▶ EXERCISE
Take each line containing "Gliwicach" and report it exactly as written.

___

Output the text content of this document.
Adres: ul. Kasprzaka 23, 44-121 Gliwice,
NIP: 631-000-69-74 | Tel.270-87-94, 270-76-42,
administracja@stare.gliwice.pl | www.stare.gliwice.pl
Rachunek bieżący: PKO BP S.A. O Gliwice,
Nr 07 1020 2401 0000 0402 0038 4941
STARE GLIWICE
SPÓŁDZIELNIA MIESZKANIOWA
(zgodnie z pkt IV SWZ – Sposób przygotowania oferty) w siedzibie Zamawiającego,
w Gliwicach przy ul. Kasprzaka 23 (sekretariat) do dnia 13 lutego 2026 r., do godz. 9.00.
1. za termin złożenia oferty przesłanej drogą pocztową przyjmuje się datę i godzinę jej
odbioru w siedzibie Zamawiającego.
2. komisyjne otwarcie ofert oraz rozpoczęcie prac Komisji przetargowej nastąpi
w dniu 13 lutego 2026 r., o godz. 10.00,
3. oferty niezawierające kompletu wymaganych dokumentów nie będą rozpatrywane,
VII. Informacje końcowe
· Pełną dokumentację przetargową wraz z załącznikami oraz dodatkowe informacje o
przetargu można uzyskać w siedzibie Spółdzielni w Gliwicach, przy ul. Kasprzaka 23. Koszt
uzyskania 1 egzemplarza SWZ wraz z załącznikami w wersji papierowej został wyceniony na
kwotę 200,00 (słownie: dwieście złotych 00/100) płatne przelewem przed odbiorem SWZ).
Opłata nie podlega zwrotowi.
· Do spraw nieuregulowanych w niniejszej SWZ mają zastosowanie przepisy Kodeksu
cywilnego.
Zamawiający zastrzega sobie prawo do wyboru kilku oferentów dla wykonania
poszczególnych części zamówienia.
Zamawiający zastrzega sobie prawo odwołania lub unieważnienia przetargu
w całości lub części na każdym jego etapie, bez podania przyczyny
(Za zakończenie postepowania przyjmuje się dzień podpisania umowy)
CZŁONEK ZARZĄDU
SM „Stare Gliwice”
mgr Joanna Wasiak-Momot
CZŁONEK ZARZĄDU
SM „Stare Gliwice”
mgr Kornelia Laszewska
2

___

▶ EXPECTED ANSWER
w Gliwicach przy ul. Kasprzaka 23 (sekretariat) do dnia 13 lutego 2026 r., do godz. 9.00.
przetargu można uzyskać w siedzibie Spółdzielni w Gliwicach, przy ul. Kasprzaka 23. Koszt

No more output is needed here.